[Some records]
□ □ □ □ □ □ □

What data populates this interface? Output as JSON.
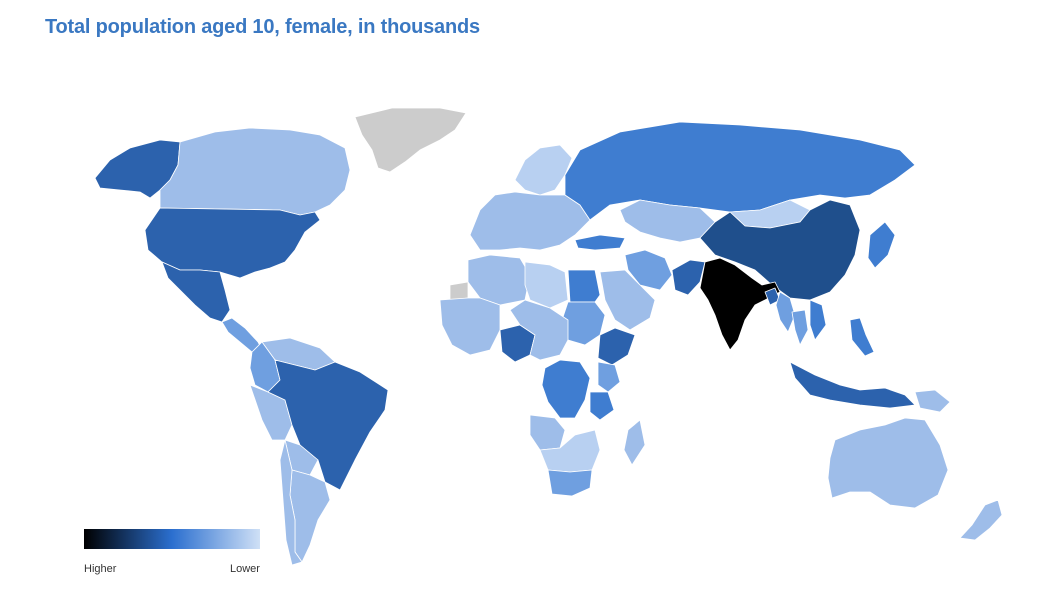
{
  "title": "Total population aged 10, female, in thousands",
  "legend": {
    "high_label": "Higher",
    "low_label": "Lower",
    "gradient": [
      "#000000",
      "#2b6fcf",
      "#cfe0f6"
    ]
  },
  "colors": {
    "no_data": "#cccccc",
    "level_1": "#000000",
    "level_2": "#1f4f8c",
    "level_3": "#2c62ad",
    "level_4": "#3f7dd0",
    "level_5": "#6f9fe0",
    "level_6": "#9ebde9",
    "level_7": "#b8d0f1"
  },
  "regions": [
    {
      "id": "india",
      "level": "level_1"
    },
    {
      "id": "china",
      "level": "level_2"
    },
    {
      "id": "usa",
      "level": "level_3"
    },
    {
      "id": "brazil",
      "level": "level_3"
    },
    {
      "id": "alaska",
      "level": "level_3"
    },
    {
      "id": "mexico",
      "level": "level_3"
    },
    {
      "id": "nigeria",
      "level": "level_3"
    },
    {
      "id": "ethiopia",
      "level": "level_3"
    },
    {
      "id": "pakistan",
      "level": "level_3"
    },
    {
      "id": "indonesia",
      "level": "level_3"
    },
    {
      "id": "bangladesh",
      "level": "level_3"
    },
    {
      "id": "drc",
      "level": "level_4"
    },
    {
      "id": "russia",
      "level": "level_4"
    },
    {
      "id": "egypt",
      "level": "level_4"
    },
    {
      "id": "philippines",
      "level": "level_4"
    },
    {
      "id": "tanzania",
      "level": "level_4"
    },
    {
      "id": "colombia",
      "level": "level_5"
    },
    {
      "id": "sudan",
      "level": "level_5"
    },
    {
      "id": "turkey",
      "level": "level_4"
    },
    {
      "id": "iran",
      "level": "level_5"
    },
    {
      "id": "vietnam",
      "level": "level_4"
    },
    {
      "id": "japan",
      "level": "level_4"
    },
    {
      "id": "canada",
      "level": "level_6"
    },
    {
      "id": "australia",
      "level": "level_6"
    },
    {
      "id": "argentina",
      "level": "level_6"
    },
    {
      "id": "peru",
      "level": "level_6"
    },
    {
      "id": "venezuela",
      "level": "level_6"
    },
    {
      "id": "south_africa",
      "level": "level_5"
    },
    {
      "id": "kazakhstan",
      "level": "level_6"
    },
    {
      "id": "mongolia",
      "level": "level_7"
    },
    {
      "id": "saudi_arabia",
      "level": "level_6"
    },
    {
      "id": "algeria",
      "level": "level_6"
    },
    {
      "id": "libya",
      "level": "level_7"
    },
    {
      "id": "europe",
      "level": "level_6"
    },
    {
      "id": "scandinavia",
      "level": "level_7"
    },
    {
      "id": "west_africa",
      "level": "level_6"
    },
    {
      "id": "angola",
      "level": "level_6"
    },
    {
      "id": "kenya",
      "level": "level_5"
    },
    {
      "id": "madagascar",
      "level": "level_6"
    },
    {
      "id": "central_africa",
      "level": "level_6"
    },
    {
      "id": "southern_africa",
      "level": "level_7"
    },
    {
      "id": "thailand",
      "level": "level_5"
    },
    {
      "id": "myanmar",
      "level": "level_5"
    },
    {
      "id": "new_zealand",
      "level": "level_6"
    },
    {
      "id": "papua",
      "level": "level_6"
    },
    {
      "id": "chile",
      "level": "level_6"
    },
    {
      "id": "bolivia",
      "level": "level_6"
    },
    {
      "id": "central_america",
      "level": "level_5"
    },
    {
      "id": "greenland",
      "level": "no_data"
    },
    {
      "id": "western_sahara",
      "level": "no_data"
    }
  ]
}
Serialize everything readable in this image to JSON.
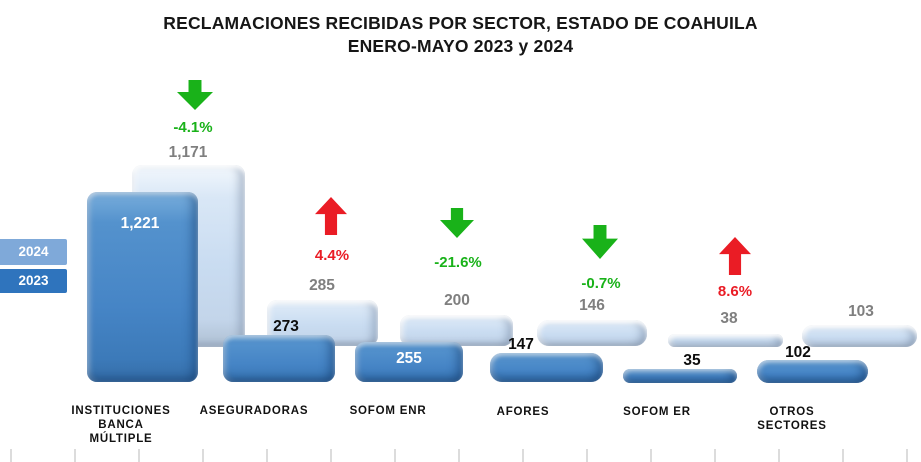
{
  "title": {
    "line1": "RECLAMACIONES RECIBIDAS POR SECTOR, ESTADO DE COAHUILA",
    "line2": "ENERO-MAYO 2023 y 2024"
  },
  "legend": {
    "items": [
      {
        "label": "2024",
        "color": "#7FA9D9"
      },
      {
        "label": "2023",
        "color": "#2F74BD"
      }
    ]
  },
  "colors": {
    "bar_2023": "#4685C6",
    "bar_2024": "#CBDEF2",
    "increase_red": "#EA1C25",
    "decrease_green": "#19B219",
    "label_2024_gray": "#7F7F7F",
    "label_2023_black": "#0D0D0D",
    "title_text": "#161616"
  },
  "chart_data": {
    "type": "bar",
    "title": "RECLAMACIONES RECIBIDAS POR SECTOR, ESTADO DE COAHUILA ENERO-MAYO 2023 y 2024",
    "categories": [
      "INSTITUCIONES BANCA MÚLTIPLE",
      "ASEGURADORAS",
      "SOFOM ENR",
      "AFORES",
      "SOFOM ER",
      "OTROS SECTORES"
    ],
    "series": [
      {
        "name": "2023",
        "values": [
          1221,
          273,
          255,
          147,
          35,
          102
        ]
      },
      {
        "name": "2024",
        "values": [
          1171,
          285,
          200,
          146,
          38,
          103
        ]
      }
    ],
    "pct_change": [
      "-4.1%",
      "4.4%",
      "-21.6%",
      "-0.7%",
      "8.6%",
      null
    ],
    "legend_position": "left",
    "grid": false,
    "groups": [
      {
        "line1": "INSTITUCIONES",
        "line2": "BANCA",
        "line3": "MÚLTIPLE",
        "v2023": "1,221",
        "v2024": "1,171",
        "change": "-4.1%",
        "direction": "down"
      },
      {
        "line1": "ASEGURADORAS",
        "v2023": "273",
        "v2024": "285",
        "change": "4.4%",
        "direction": "up"
      },
      {
        "line1": "SOFOM ENR",
        "v2023": "255",
        "v2024": "200",
        "change": "-21.6%",
        "direction": "down"
      },
      {
        "line1": "AFORES",
        "v2023": "147",
        "v2024": "146",
        "change": "-0.7%",
        "direction": "down"
      },
      {
        "line1": "SOFOM ER",
        "v2023": "35",
        "v2024": "38",
        "change": "8.6%",
        "direction": "up"
      },
      {
        "line1": "OTROS",
        "line2": "SECTORES",
        "v2023": "102",
        "v2024": "103"
      }
    ]
  }
}
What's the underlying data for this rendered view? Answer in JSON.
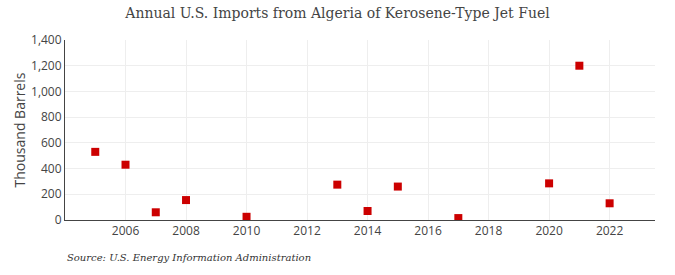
{
  "chart_data": {
    "type": "scatter",
    "title": "Annual U.S. Imports from Algeria of Kerosene-Type Jet Fuel",
    "ylabel": "Thousand Barrels",
    "annotation": "Source: U.S. Energy Information Administration",
    "x": [
      2005,
      2006,
      2007,
      2008,
      2010,
      2013,
      2014,
      2015,
      2017,
      2020,
      2021,
      2022
    ],
    "values": [
      530,
      430,
      60,
      155,
      25,
      275,
      70,
      260,
      15,
      285,
      1200,
      130
    ],
    "color": "#cc0000",
    "marker": "square",
    "xlim": [
      2004.0,
      2023.5
    ],
    "xticks": [
      2006,
      2008,
      2010,
      2012,
      2014,
      2016,
      2018,
      2020,
      2022
    ],
    "ylim": [
      0,
      1400
    ],
    "yticks": [
      0,
      200,
      400,
      600,
      800,
      {
        "value": 1000,
        "label": "1,000"
      },
      {
        "value": 1200,
        "label": "1,200"
      },
      {
        "value": 1400,
        "label": "1,400"
      }
    ],
    "grid": true
  }
}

□ □ □ □ □ □ □

Among the lines of the material, find those that hold the word "COAHUILA" and copy them.

__SOLUTION TO THIS PROBLEM__
    "line1": "RECLAMACIONES RECIBIDAS POR SECTOR, ESTADO DE COAHUILA",
    "title": "RECLAMACIONES RECIBIDAS POR SECTOR, ESTADO DE COAHUILA ENERO-MAYO 2023 y 2024",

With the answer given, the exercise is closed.